Material to process:
·····
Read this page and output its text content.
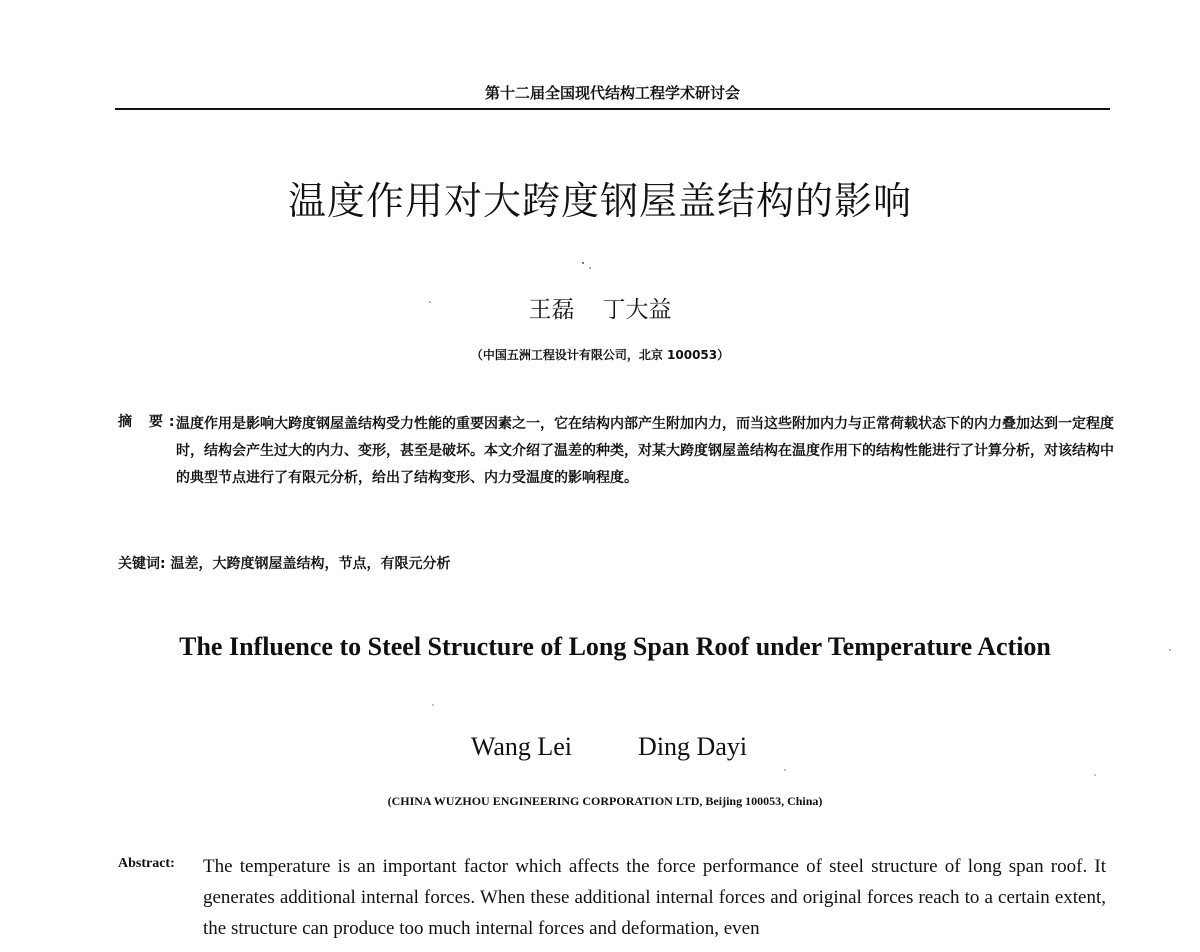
第十二届全国现代结构工程学术研讨会
温度作用对大跨度钢屋盖结构的影响
王磊 丁大益
（中国五洲工程设计有限公司，北京 100053）
摘 要:
温度作用是影响大跨度钢屋盖结构受力性能的重要因素之一，它在结构内部产生附加内力，而当这些附加内力与正常荷载状态下的内力叠加达到一定程度时，结构会产生过大的内力、变形，甚至是破坏。本文介绍了温差的种类，对某大跨度钢屋盖结构在温度作用下的结构性能进行了计算分析，对该结构中的典型节点进行了有限元分析，给出了结构变形、内力受温度的影响程度。
关键词: 温差，大跨度钢屋盖结构，节点，有限元分析
The Influence to Steel Structure of Long Span Roof under Temperature Action
Wang Lei	Ding Dayi
(CHINA WUZHOU ENGINEERING CORPORATION LTD, Beijing 100053, China)
Abstract: The temperature is an important factor which affects the force performance of steel structure of long span roof. It generates additional internal forces. When these additional internal forces and original forces reach to a certain extent, the structure can produce too much internal forces and deformation, even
·····
Problem description: All of the records above must be copied exactly, except for the pictures.

Full response:
Read this page and output its text content.
第十二届全国现代结构工程学术研讨会
温度作用对大跨度钢屋盖结构的影响
王磊 丁大益
（中国五洲工程设计有限公司，北京 100053）
摘 要:
温度作用是影响大跨度钢屋盖结构受力性能的重要因素之一，它在结构内部产生附加内力，而当这些附加内力与正常荷载状态下的内力叠加达到一定程度时，结构会产生过大的内力、变形，甚至是破坏。本文介绍了温差的种类，对某大跨度钢屋盖结构在温度作用下的结构性能进行了计算分析，对该结构中的典型节点进行了有限元分析，给出了结构变形、内力受温度的影响程度。
关键词: 温差，大跨度钢屋盖结构，节点，有限元分析
The Influence to Steel Structure of Long Span Roof under Temperature Action
Wang Lei	Ding Dayi
(CHINA WUZHOU ENGINEERING CORPORATION LTD, Beijing 100053, China)
Abstract: The temperature is an important factor which affects the force performance of steel structure of long span roof. It generates additional internal forces. When these additional internal forces and original forces reach to a certain extent, the structure can produce too much internal forces and deformation, even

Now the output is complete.